WHAT THE TASK ASKS:
Count the lines containing "Estrutura". Give the number alone.

RECORDED DATA:
-=-=-

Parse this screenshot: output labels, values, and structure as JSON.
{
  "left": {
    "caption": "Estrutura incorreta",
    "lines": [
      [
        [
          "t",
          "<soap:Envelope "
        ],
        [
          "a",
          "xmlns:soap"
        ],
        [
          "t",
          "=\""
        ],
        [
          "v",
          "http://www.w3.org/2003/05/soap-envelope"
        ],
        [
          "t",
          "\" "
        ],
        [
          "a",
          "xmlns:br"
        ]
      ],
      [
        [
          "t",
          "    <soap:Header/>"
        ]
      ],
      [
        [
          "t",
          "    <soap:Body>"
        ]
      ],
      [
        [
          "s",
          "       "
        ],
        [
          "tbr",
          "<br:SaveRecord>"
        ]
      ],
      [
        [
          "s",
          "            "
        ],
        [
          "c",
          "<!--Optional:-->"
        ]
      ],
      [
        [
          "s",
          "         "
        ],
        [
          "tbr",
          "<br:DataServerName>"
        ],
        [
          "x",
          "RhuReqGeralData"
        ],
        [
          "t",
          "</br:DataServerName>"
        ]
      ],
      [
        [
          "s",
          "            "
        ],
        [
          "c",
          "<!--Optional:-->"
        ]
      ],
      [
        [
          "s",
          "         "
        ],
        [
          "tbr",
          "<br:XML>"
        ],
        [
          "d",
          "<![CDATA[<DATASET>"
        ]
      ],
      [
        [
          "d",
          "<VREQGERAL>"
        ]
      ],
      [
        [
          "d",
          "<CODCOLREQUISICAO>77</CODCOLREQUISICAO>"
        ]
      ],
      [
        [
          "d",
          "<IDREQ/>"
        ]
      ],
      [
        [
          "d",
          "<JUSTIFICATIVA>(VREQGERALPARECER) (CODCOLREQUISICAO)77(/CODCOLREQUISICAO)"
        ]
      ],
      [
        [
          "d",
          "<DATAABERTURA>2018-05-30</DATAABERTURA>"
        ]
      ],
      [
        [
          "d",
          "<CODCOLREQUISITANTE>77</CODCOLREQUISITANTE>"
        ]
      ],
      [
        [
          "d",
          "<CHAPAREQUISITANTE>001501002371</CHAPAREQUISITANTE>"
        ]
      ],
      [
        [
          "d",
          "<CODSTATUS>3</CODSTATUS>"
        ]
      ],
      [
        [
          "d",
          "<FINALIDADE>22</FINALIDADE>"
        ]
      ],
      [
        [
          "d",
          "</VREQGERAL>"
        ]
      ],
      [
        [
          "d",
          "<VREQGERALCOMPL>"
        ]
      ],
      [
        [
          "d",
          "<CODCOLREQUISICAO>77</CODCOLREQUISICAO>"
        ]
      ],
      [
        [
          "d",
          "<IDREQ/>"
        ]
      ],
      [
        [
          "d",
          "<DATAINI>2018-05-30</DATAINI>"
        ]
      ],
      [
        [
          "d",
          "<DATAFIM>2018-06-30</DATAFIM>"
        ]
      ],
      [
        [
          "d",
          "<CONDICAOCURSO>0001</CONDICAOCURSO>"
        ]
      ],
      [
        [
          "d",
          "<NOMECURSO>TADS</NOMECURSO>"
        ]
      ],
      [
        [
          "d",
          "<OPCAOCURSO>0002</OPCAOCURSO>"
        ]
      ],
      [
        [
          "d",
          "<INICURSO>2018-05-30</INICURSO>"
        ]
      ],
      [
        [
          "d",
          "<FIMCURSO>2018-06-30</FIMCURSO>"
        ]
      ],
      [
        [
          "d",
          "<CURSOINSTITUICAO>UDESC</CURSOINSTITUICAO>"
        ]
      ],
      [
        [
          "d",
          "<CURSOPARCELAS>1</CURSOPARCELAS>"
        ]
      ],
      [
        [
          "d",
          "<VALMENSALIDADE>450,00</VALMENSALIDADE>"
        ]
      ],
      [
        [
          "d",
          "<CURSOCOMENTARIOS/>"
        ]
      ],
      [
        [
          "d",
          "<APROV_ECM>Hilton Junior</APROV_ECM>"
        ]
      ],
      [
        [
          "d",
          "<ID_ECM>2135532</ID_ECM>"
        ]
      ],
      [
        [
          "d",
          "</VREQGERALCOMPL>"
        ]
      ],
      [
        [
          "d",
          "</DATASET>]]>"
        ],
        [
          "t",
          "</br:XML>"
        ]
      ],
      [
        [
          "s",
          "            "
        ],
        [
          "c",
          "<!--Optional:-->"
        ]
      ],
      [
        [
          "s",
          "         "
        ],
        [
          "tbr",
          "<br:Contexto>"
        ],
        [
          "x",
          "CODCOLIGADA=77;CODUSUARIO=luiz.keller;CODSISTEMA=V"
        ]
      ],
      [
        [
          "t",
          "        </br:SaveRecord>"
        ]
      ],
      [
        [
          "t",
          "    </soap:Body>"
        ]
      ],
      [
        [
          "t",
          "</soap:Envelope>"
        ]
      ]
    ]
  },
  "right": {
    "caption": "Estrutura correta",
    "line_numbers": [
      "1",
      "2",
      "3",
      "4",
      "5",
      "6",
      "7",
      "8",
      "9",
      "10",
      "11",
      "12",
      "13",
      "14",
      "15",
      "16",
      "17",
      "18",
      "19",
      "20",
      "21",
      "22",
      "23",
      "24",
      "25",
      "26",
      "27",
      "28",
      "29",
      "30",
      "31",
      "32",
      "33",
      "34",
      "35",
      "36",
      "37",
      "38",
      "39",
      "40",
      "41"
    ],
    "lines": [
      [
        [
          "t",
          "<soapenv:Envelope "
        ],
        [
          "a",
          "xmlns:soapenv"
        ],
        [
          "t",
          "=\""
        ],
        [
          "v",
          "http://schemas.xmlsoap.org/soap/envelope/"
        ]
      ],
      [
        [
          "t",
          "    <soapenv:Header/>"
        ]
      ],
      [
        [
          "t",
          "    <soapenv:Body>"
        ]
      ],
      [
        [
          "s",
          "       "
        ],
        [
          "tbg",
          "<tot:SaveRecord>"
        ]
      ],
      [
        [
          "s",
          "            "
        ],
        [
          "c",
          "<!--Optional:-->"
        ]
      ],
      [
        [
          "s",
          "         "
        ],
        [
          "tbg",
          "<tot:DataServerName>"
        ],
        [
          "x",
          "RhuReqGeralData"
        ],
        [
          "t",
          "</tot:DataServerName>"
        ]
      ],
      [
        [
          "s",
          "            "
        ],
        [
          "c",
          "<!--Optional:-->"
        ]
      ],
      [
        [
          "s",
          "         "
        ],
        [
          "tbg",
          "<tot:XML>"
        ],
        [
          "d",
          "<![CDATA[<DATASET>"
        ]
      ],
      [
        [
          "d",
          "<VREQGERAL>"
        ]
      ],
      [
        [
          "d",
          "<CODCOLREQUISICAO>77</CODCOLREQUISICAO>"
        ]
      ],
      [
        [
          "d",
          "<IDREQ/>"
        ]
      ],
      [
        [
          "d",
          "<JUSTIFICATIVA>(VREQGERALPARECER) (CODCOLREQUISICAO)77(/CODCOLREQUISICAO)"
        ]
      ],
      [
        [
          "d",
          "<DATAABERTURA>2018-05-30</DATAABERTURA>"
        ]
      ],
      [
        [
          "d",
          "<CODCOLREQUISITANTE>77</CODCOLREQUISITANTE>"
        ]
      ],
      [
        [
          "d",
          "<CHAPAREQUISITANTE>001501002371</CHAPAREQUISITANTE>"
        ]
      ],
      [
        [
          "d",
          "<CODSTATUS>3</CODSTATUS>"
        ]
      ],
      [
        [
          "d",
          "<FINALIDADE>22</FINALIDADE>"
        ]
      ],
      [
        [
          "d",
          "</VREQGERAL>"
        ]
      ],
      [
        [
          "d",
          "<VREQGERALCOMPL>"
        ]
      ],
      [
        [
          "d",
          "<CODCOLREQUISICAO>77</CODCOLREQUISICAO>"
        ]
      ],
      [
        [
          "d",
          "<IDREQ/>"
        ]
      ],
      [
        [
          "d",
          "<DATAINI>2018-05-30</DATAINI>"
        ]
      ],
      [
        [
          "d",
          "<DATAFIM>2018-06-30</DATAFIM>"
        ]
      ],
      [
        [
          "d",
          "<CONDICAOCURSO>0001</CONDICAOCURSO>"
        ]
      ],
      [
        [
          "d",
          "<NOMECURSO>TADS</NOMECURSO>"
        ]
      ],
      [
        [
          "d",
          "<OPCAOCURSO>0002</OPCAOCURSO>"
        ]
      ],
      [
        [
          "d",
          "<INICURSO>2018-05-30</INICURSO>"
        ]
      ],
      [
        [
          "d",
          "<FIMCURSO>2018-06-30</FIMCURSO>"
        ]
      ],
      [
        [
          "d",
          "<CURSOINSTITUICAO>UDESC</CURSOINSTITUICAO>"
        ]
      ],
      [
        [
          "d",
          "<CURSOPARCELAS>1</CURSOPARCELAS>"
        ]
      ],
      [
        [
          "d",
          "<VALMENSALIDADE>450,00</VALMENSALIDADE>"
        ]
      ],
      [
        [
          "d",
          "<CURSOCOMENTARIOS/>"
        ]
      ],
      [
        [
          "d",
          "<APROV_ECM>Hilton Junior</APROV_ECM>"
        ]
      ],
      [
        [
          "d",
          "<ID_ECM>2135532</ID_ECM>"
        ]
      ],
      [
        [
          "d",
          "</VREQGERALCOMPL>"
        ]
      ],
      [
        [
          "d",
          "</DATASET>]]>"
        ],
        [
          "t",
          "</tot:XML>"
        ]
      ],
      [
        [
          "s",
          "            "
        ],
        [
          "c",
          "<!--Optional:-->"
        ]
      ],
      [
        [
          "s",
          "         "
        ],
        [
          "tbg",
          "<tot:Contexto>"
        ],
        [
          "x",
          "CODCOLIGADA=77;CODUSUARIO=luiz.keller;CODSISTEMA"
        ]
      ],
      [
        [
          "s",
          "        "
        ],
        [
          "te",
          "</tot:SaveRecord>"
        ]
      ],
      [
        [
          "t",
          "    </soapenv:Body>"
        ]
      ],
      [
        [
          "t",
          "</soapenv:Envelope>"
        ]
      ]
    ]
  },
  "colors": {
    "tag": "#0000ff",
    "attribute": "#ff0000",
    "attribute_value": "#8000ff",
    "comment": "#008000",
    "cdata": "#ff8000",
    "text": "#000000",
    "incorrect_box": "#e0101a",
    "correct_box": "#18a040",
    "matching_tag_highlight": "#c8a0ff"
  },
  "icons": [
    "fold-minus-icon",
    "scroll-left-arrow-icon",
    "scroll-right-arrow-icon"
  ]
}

-=-=-

CORRECT RESULT:
2